--- START RECORDS FOR THIS EXERCISE ---

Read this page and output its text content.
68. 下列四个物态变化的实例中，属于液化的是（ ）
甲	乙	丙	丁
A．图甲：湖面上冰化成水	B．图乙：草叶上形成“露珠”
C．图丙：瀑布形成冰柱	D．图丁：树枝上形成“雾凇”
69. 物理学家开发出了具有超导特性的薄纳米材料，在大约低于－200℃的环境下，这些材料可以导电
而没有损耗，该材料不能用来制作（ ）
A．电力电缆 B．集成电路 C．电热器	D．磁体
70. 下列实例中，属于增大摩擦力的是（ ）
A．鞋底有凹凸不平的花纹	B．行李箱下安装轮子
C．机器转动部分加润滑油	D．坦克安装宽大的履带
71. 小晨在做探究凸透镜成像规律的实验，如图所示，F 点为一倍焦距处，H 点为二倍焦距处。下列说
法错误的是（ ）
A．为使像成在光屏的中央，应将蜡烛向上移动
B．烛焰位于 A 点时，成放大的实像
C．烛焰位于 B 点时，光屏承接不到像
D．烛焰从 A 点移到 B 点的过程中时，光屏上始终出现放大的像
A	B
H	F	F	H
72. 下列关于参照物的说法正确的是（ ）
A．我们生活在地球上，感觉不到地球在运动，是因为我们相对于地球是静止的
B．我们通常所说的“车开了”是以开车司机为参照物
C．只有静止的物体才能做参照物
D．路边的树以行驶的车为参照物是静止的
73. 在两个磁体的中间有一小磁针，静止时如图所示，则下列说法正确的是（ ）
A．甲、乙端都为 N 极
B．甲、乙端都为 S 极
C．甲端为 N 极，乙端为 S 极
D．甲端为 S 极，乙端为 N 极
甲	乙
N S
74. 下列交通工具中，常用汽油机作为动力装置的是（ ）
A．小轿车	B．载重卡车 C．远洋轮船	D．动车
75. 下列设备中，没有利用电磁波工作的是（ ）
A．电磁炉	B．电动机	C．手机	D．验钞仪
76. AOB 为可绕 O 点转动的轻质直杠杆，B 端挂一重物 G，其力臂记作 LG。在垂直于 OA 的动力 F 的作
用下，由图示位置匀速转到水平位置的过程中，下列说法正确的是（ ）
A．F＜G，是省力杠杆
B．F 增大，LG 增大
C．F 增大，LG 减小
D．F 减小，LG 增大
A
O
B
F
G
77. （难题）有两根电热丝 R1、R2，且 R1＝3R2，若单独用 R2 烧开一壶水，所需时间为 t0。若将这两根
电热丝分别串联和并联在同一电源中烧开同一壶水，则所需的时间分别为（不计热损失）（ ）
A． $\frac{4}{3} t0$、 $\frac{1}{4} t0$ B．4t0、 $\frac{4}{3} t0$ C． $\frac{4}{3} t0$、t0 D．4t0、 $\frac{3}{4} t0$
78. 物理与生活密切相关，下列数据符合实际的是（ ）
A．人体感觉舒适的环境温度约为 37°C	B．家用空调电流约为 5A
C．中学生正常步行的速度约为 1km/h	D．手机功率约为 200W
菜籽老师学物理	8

--- END RECORDS FOR THIS EXERCISE ---

GIVEN REQUEST:
Extract all the entries word for word.

ANSWER TO THIS TASK:
Read this page and output its text content.
68. 下列四个物态变化的实例中，属于液化的是（ ）
甲	乙	丙	丁
A．图甲：湖面上冰化成水	B．图乙：草叶上形成“露珠”
C．图丙：瀑布形成冰柱	D．图丁：树枝上形成“雾凇”
69. 物理学家开发出了具有超导特性的薄纳米材料，在大约低于－200℃的环境下，这些材料可以导电
而没有损耗，该材料不能用来制作（ ）
A．电力电缆 B．集成电路 C．电热器	D．磁体
70. 下列实例中，属于增大摩擦力的是（ ）
A．鞋底有凹凸不平的花纹	B．行李箱下安装轮子
C．机器转动部分加润滑油	D．坦克安装宽大的履带
71. 小晨在做探究凸透镜成像规律的实验，如图所示，F 点为一倍焦距处，H 点为二倍焦距处。下列说
法错误的是（ ）
A．为使像成在光屏的中央，应将蜡烛向上移动
B．烛焰位于 A 点时，成放大的实像
C．烛焰位于 B 点时，光屏承接不到像
D．烛焰从 A 点移到 B 点的过程中时，光屏上始终出现放大的像
A	B
H	F	F	H
72. 下列关于参照物的说法正确的是（ ）
A．我们生活在地球上，感觉不到地球在运动，是因为我们相对于地球是静止的
B．我们通常所说的“车开了”是以开车司机为参照物
C．只有静止的物体才能做参照物
D．路边的树以行驶的车为参照物是静止的
73. 在两个磁体的中间有一小磁针，静止时如图所示，则下列说法正确的是（ ）
A．甲、乙端都为 N 极
B．甲、乙端都为 S 极
C．甲端为 N 极，乙端为 S 极
D．甲端为 S 极，乙端为 N 极
甲	乙
N S
74. 下列交通工具中，常用汽油机作为动力装置的是（ ）
A．小轿车	B．载重卡车 C．远洋轮船	D．动车
75. 下列设备中，没有利用电磁波工作的是（ ）
A．电磁炉	B．电动机	C．手机	D．验钞仪
76. AOB 为可绕 O 点转动的轻质直杠杆，B 端挂一重物 G，其力臂记作 LG。在垂直于 OA 的动力 F 的作
用下，由图示位置匀速转到水平位置的过程中，下列说法正确的是（ ）
A．F＜G，是省力杠杆
B．F 增大，LG 增大
C．F 增大，LG 减小
D．F 减小，LG 增大
A
O
B
F
G
77. （难题）有两根电热丝 R1、R2，且 R1＝3R2，若单独用 R2 烧开一壶水，所需时间为 t0。若将这两根
电热丝分别串联和并联在同一电源中烧开同一壶水，则所需的时间分别为（不计热损失）（ ）
A． $\frac{4}{3} t0$、 $\frac{1}{4} t0$ B．4t0、 $\frac{4}{3} t0$ C． $\frac{4}{3} t0$、t0 D．4t0、 $\frac{3}{4} t0$
78. 物理与生活密切相关，下列数据符合实际的是（ ）
A．人体感觉舒适的环境温度约为 37°C	B．家用空调电流约为 5A
C．中学生正常步行的速度约为 1km/h	D．手机功率约为 200W
菜籽老师学物理	8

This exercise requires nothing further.